• [Task prompt]:
Locate every line in the records below that contains the word "Offset", and copy each one.

• [Items]:
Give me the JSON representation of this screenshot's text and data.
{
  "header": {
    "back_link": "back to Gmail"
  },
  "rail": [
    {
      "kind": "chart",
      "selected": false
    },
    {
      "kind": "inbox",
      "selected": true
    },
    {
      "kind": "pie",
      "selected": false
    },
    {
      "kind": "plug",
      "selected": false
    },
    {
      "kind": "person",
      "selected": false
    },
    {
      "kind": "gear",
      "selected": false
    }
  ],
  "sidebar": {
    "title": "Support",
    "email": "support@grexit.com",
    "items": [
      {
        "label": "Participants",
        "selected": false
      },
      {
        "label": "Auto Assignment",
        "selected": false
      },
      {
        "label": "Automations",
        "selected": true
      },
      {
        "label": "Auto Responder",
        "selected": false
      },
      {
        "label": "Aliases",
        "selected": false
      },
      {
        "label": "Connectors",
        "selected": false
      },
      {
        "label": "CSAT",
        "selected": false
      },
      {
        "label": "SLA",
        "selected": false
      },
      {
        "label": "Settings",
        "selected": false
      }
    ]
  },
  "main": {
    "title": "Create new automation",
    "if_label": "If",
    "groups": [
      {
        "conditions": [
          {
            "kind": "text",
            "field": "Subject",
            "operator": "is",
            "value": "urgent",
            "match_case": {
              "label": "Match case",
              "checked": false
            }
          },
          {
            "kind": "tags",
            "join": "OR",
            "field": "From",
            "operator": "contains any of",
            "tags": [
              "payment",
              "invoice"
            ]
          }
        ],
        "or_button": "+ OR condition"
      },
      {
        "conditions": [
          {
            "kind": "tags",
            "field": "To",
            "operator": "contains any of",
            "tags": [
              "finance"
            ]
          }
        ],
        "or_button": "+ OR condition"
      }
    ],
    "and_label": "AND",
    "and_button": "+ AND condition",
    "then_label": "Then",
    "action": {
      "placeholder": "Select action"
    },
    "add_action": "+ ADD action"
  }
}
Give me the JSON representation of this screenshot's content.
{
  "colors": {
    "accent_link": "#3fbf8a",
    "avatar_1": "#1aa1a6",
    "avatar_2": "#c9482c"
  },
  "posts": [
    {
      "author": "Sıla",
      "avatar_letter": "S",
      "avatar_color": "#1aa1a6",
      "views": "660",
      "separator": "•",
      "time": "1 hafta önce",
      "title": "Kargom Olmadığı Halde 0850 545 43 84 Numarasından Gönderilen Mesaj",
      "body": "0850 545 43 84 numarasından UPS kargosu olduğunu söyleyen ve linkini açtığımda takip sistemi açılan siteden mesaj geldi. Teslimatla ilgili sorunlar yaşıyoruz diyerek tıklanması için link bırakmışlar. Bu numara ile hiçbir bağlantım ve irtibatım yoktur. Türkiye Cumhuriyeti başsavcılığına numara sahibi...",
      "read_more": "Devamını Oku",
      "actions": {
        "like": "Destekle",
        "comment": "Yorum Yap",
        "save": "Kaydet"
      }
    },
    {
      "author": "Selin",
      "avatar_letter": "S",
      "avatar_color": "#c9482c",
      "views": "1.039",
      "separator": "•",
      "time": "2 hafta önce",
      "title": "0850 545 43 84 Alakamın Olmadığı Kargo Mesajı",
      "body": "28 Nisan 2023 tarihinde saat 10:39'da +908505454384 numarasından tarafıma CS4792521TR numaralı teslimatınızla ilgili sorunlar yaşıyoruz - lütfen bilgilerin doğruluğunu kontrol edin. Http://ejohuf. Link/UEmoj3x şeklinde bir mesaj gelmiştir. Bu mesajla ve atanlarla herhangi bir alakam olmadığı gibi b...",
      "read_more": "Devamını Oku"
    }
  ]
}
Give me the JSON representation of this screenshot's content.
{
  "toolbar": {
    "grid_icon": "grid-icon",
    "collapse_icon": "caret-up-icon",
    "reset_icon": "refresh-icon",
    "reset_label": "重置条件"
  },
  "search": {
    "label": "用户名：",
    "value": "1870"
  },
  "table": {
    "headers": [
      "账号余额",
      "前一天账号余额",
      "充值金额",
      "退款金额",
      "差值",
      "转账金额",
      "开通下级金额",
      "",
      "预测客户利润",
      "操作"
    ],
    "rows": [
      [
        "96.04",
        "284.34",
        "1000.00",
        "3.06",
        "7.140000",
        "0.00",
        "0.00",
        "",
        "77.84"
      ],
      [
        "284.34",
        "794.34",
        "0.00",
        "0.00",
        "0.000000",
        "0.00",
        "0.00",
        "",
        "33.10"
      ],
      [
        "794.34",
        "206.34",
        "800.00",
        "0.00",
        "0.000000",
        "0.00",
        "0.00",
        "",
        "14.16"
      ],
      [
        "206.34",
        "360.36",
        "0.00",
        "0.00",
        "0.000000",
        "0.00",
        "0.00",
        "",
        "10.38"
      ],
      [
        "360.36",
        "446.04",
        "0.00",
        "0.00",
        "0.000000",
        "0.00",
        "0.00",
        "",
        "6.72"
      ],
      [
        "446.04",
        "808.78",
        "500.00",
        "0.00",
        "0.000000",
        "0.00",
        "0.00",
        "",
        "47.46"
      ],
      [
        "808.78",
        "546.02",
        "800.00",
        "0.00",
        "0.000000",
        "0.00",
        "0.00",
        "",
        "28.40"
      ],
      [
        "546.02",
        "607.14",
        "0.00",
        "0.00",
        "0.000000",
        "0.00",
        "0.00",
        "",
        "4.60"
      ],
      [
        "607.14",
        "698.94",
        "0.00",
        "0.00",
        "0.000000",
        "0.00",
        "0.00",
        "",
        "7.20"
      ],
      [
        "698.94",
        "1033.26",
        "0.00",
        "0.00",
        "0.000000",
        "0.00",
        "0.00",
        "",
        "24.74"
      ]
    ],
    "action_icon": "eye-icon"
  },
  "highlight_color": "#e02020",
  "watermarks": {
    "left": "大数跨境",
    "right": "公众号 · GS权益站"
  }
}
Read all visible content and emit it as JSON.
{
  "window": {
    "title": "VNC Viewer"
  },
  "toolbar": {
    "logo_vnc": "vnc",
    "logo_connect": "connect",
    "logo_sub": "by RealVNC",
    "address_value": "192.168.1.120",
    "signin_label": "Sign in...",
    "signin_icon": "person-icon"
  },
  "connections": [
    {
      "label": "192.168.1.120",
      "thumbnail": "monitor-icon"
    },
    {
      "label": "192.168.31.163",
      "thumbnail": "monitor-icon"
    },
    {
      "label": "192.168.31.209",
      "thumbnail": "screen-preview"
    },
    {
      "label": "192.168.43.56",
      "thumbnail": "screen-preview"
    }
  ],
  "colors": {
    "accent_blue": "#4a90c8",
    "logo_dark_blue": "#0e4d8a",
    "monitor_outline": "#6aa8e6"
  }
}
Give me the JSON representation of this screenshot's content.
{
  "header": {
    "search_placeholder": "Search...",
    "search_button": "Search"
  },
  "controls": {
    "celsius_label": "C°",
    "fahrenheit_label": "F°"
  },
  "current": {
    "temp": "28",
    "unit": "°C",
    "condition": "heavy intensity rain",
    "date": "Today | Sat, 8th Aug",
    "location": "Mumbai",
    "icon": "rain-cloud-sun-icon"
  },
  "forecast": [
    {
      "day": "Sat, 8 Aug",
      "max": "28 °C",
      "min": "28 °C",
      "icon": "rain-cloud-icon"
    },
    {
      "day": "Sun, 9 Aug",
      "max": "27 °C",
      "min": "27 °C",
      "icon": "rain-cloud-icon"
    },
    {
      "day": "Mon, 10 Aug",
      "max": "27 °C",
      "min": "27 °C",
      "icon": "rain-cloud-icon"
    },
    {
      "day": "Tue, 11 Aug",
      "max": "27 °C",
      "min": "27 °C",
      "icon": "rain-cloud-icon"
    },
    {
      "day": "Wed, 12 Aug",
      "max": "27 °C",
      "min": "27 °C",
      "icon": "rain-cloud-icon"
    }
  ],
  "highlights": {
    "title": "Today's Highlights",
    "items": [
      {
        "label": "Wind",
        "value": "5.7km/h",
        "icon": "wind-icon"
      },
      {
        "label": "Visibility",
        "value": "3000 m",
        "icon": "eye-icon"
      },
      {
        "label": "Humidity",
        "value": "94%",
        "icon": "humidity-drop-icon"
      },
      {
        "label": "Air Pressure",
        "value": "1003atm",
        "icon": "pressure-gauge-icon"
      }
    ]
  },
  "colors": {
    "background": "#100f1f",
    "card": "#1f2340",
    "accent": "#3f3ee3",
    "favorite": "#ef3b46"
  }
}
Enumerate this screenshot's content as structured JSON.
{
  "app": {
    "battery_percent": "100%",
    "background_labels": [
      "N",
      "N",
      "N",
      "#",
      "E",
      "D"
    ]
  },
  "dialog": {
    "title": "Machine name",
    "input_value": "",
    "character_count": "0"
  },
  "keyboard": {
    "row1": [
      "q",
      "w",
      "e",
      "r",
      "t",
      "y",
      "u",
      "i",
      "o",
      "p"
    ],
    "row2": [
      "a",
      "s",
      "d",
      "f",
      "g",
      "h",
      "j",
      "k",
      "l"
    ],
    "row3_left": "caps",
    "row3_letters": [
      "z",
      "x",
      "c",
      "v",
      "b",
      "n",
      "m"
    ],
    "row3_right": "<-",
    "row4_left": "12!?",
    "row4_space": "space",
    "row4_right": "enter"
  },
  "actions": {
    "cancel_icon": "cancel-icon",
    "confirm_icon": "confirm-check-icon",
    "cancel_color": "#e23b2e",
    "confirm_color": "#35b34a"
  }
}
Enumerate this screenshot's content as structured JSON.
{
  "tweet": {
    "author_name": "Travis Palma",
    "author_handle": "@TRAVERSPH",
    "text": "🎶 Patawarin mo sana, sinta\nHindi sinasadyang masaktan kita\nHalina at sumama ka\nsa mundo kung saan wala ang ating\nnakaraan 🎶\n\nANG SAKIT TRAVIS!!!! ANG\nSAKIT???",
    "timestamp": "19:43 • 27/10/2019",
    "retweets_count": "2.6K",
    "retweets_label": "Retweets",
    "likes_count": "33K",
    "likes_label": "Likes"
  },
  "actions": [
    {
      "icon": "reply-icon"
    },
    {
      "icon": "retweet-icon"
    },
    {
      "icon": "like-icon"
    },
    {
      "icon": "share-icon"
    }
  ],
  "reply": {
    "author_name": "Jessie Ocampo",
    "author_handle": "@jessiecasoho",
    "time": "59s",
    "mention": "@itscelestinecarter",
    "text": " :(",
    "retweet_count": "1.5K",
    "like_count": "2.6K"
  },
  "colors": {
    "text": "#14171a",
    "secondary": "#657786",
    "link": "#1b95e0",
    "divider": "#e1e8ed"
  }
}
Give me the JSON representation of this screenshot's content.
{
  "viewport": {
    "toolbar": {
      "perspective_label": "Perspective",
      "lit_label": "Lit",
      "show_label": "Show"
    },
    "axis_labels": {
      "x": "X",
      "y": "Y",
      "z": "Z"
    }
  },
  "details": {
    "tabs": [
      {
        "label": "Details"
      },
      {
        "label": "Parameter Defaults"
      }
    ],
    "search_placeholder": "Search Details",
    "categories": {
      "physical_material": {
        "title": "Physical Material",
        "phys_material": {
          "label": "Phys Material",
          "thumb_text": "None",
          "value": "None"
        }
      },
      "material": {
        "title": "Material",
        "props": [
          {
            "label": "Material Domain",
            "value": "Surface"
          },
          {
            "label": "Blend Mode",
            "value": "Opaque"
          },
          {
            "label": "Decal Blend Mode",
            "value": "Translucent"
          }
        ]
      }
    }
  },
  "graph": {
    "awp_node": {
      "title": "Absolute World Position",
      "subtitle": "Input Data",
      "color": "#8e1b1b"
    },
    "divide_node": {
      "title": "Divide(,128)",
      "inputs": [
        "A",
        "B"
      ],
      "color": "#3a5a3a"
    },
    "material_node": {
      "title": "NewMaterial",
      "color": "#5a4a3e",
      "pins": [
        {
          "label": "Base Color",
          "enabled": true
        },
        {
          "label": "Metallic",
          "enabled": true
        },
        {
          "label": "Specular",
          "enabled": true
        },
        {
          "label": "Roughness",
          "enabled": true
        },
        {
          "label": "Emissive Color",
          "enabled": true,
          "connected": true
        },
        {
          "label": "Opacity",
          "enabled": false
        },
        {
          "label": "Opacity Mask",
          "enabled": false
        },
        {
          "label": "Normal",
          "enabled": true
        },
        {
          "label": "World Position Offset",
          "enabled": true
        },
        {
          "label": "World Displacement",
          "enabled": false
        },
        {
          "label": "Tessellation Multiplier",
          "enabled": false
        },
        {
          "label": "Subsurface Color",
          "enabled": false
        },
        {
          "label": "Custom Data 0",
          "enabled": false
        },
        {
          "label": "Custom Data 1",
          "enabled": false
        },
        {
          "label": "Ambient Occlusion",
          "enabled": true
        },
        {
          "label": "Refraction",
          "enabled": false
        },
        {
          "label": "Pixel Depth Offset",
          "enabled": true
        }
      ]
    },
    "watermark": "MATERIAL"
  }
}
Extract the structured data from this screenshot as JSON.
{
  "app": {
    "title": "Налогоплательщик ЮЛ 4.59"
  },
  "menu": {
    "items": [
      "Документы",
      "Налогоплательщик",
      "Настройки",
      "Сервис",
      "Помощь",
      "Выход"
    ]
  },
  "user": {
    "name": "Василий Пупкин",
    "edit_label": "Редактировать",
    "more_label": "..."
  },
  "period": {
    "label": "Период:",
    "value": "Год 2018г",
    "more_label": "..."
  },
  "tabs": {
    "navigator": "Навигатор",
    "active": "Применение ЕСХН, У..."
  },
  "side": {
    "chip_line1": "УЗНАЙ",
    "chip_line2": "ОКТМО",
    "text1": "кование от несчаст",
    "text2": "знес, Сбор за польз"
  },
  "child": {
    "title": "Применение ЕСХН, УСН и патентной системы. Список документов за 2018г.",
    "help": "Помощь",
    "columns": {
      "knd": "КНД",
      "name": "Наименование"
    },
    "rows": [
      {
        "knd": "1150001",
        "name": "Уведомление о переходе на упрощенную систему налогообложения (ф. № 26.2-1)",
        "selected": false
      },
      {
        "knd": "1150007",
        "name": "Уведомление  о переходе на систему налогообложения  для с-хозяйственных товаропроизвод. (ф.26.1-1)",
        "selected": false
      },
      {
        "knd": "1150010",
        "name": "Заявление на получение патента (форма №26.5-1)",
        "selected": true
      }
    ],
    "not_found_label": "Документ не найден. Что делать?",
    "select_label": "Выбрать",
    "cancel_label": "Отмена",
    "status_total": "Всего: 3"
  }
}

• [Reply]:
          "label": "World Position Offset",
          "label": "Pixel Depth Offset",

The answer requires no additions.